[Dataset records]
=-=-=

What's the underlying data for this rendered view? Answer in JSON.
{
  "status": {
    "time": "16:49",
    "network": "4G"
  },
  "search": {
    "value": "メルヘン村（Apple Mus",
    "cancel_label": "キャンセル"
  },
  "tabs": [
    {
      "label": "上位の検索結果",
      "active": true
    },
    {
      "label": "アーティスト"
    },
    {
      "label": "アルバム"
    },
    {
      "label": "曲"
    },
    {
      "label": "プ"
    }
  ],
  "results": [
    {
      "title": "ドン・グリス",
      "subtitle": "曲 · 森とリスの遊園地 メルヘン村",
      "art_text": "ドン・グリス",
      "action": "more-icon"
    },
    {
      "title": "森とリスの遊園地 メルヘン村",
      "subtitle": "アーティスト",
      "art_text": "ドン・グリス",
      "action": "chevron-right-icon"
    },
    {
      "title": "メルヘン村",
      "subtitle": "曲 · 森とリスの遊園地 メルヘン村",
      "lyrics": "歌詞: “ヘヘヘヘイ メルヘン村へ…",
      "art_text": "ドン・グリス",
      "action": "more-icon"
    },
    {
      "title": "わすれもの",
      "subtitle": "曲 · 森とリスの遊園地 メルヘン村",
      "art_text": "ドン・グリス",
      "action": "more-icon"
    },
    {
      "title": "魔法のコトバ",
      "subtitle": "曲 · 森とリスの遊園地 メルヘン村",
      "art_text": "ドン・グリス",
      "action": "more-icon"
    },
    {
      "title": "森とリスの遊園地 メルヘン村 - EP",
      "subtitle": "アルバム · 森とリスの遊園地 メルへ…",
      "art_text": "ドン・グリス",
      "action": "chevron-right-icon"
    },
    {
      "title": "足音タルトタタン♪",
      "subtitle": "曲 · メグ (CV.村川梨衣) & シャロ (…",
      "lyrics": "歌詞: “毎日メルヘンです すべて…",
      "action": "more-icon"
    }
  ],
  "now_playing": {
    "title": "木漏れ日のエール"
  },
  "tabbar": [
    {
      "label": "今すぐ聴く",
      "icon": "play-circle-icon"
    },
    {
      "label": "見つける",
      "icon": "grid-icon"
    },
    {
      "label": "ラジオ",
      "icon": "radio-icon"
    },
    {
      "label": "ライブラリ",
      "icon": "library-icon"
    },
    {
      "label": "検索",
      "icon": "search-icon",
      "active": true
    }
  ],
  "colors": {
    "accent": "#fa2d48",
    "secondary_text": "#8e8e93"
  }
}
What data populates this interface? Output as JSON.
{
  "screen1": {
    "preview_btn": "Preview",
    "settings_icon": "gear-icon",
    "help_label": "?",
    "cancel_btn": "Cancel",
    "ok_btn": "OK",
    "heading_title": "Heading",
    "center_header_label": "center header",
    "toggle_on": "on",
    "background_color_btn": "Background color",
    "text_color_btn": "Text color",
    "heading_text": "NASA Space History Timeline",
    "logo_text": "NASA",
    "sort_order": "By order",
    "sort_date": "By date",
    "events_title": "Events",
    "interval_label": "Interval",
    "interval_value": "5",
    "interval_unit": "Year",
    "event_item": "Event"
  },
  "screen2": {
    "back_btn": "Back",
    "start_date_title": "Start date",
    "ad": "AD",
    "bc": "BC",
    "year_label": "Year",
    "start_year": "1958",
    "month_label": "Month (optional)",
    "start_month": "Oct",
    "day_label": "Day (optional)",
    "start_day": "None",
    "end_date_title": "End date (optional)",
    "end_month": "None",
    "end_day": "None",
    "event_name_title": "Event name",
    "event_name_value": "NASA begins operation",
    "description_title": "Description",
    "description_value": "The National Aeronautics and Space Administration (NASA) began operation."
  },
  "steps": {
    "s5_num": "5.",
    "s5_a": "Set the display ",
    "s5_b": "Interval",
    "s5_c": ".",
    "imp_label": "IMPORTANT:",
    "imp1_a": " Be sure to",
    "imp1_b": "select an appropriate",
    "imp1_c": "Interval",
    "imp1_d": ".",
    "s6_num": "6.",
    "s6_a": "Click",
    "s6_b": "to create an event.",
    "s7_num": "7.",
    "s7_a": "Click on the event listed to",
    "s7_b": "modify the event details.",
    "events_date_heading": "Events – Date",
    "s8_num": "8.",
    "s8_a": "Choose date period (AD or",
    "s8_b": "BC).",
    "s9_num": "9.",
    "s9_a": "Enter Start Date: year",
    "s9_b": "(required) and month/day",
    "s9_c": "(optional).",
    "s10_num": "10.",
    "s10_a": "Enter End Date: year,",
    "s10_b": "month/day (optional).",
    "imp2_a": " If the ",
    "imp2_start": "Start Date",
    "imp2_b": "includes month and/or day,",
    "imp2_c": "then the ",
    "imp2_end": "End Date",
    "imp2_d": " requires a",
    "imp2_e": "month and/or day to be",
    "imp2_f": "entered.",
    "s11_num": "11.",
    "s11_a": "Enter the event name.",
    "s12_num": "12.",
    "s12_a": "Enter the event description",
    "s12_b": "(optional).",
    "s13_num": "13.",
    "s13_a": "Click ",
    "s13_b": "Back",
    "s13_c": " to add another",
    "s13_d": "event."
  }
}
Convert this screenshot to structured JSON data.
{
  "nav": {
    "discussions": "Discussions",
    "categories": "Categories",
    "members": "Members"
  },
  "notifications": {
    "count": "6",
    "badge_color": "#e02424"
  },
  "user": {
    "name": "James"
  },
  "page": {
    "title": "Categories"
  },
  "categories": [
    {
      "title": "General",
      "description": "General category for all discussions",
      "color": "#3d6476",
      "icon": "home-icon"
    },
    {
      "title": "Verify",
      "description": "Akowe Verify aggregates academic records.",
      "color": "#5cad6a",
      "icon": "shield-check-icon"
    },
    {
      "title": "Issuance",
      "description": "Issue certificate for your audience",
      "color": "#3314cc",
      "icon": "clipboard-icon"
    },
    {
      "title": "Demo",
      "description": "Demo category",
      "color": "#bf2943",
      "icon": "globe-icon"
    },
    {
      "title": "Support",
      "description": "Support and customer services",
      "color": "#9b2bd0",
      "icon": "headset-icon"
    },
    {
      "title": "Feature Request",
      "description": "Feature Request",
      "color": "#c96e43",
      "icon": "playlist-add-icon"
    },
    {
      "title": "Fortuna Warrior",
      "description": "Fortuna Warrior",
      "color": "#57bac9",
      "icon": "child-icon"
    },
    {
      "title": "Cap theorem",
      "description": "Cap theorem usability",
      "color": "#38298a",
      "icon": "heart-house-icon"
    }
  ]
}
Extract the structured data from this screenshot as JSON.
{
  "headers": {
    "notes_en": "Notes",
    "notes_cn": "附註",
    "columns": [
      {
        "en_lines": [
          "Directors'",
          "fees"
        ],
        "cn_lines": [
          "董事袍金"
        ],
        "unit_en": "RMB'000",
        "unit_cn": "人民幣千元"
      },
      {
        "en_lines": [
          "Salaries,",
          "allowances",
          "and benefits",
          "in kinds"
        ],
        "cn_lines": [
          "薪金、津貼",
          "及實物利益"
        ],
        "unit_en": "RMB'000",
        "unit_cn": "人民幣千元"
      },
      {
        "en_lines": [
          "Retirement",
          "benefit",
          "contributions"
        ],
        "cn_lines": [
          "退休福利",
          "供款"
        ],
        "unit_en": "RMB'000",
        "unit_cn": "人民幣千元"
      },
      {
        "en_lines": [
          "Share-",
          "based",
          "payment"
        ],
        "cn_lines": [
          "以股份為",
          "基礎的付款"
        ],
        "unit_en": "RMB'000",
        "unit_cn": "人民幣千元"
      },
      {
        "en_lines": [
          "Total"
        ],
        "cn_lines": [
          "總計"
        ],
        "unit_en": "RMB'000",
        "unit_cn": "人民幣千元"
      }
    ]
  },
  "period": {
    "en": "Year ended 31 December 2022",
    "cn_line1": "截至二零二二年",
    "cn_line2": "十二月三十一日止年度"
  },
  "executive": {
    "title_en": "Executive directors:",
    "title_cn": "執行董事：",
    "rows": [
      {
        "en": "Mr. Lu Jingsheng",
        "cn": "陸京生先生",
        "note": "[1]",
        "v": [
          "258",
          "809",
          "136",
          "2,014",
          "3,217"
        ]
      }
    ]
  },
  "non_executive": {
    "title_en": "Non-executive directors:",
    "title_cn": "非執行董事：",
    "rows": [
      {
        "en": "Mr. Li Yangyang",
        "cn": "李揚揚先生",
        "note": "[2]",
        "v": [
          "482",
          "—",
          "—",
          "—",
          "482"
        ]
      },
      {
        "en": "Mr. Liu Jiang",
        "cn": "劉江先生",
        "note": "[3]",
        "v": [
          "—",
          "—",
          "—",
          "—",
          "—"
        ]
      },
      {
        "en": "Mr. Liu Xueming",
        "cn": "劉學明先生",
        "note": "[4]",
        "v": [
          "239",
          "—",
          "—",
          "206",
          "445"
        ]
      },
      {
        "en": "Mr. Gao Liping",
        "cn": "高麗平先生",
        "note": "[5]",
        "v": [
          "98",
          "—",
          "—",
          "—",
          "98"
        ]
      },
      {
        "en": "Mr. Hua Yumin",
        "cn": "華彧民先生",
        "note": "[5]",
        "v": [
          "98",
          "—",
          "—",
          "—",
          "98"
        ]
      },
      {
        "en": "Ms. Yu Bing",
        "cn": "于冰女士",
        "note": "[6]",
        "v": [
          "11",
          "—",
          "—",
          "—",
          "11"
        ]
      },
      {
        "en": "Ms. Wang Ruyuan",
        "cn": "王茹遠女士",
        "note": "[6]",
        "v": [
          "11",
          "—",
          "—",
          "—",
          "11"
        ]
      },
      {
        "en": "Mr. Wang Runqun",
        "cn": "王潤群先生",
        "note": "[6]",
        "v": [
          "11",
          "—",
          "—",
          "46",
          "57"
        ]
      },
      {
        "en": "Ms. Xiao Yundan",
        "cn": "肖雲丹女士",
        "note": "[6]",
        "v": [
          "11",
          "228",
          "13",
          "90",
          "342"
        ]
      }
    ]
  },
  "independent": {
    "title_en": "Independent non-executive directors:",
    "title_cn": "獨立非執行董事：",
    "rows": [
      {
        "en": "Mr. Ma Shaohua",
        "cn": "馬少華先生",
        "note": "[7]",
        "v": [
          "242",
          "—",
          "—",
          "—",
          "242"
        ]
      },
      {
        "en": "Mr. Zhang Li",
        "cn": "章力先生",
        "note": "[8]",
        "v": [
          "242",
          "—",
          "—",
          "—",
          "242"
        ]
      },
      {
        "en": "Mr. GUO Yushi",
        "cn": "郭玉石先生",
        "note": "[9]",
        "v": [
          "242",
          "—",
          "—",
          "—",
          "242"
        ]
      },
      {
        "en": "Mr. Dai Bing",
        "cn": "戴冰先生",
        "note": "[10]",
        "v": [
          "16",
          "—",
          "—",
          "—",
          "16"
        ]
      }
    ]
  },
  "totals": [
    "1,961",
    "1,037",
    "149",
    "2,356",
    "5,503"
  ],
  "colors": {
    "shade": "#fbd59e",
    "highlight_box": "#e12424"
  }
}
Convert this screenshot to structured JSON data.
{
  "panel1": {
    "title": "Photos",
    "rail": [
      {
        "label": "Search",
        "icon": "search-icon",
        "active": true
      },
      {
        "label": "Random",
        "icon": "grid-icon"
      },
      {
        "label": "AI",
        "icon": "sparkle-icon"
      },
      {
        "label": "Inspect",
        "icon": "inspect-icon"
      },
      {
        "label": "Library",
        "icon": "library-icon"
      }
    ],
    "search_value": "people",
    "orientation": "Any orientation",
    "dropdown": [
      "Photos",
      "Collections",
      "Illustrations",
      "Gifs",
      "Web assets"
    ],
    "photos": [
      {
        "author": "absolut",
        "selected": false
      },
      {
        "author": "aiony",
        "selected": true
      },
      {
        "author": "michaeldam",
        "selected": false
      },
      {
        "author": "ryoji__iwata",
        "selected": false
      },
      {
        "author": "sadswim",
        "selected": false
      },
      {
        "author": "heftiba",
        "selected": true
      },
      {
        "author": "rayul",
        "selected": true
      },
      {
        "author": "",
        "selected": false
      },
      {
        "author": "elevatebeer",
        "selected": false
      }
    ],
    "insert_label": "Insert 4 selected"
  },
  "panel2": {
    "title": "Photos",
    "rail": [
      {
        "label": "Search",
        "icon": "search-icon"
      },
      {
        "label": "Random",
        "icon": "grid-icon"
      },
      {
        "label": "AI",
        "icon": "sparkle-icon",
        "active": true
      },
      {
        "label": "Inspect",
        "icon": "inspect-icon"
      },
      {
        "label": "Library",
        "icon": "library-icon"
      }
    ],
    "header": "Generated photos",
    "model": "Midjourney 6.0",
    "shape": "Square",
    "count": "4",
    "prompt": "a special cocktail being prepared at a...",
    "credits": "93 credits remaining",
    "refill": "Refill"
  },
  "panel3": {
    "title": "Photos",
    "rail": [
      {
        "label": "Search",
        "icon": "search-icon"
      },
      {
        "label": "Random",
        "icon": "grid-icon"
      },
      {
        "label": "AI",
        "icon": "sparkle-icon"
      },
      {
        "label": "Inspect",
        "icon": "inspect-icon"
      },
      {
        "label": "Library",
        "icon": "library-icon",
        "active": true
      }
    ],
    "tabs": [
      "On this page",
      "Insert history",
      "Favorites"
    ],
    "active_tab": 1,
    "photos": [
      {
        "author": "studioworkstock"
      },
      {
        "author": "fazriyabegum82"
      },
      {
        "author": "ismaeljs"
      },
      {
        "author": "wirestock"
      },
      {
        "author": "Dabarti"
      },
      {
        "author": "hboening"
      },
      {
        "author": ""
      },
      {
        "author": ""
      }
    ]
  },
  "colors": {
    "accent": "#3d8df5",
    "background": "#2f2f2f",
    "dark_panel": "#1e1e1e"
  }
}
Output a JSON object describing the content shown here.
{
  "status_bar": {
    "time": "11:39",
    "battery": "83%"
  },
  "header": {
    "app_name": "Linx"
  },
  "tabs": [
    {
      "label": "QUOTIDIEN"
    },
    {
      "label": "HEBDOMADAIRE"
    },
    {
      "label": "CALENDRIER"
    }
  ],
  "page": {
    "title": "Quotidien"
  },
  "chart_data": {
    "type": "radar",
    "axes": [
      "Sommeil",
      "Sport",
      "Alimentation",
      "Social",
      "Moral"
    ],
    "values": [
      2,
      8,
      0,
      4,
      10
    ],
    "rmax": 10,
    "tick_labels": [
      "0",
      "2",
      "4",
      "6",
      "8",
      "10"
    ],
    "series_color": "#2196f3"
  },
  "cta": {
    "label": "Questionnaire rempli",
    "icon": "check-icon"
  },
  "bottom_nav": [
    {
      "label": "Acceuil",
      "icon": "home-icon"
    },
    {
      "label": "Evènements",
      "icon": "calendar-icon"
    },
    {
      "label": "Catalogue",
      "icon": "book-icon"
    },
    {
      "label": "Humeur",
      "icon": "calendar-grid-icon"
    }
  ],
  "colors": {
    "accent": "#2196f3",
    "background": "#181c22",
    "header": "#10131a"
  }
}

=-=-=

Written problem: Extract every line from the one containing "Output a JSON" through the last line of the data, inclusive, exactly as written.

Result of the exercise:
Output a JSON object describing the content shown here.
{
  "status_bar": {
    "time": "11:39",
    "battery": "83%"
  },
  "header": {
    "app_name": "Linx"
  },
  "tabs": [
    {
      "label": "QUOTIDIEN"
    },
    {
      "label": "HEBDOMADAIRE"
    },
    {
      "label": "CALENDRIER"
    }
  ],
  "page": {
    "title": "Quotidien"
  },
  "chart_data": {
    "type": "radar",
    "axes": [
      "Sommeil",
      "Sport",
      "Alimentation",
      "Social",
      "Moral"
    ],
    "values": [
      2,
      8,
      0,
      4,
      10
    ],
    "rmax": 10,
    "tick_labels": [
      "0",
      "2",
      "4",
      "6",
      "8",
      "10"
    ],
    "series_color": "#2196f3"
  },
  "cta": {
    "label": "Questionnaire rempli",
    "icon": "check-icon"
  },
  "bottom_nav": [
    {
      "label": "Acceuil",
      "icon": "home-icon"
    },
    {
      "label": "Evènements",
      "icon": "calendar-icon"
    },
    {
      "label": "Catalogue",
      "icon": "book-icon"
    },
    {
      "label": "Humeur",
      "icon": "calendar-grid-icon"
    }
  ],
  "colors": {
    "accent": "#2196f3",
    "background": "#181c22",
    "header": "#10131a"
  }
}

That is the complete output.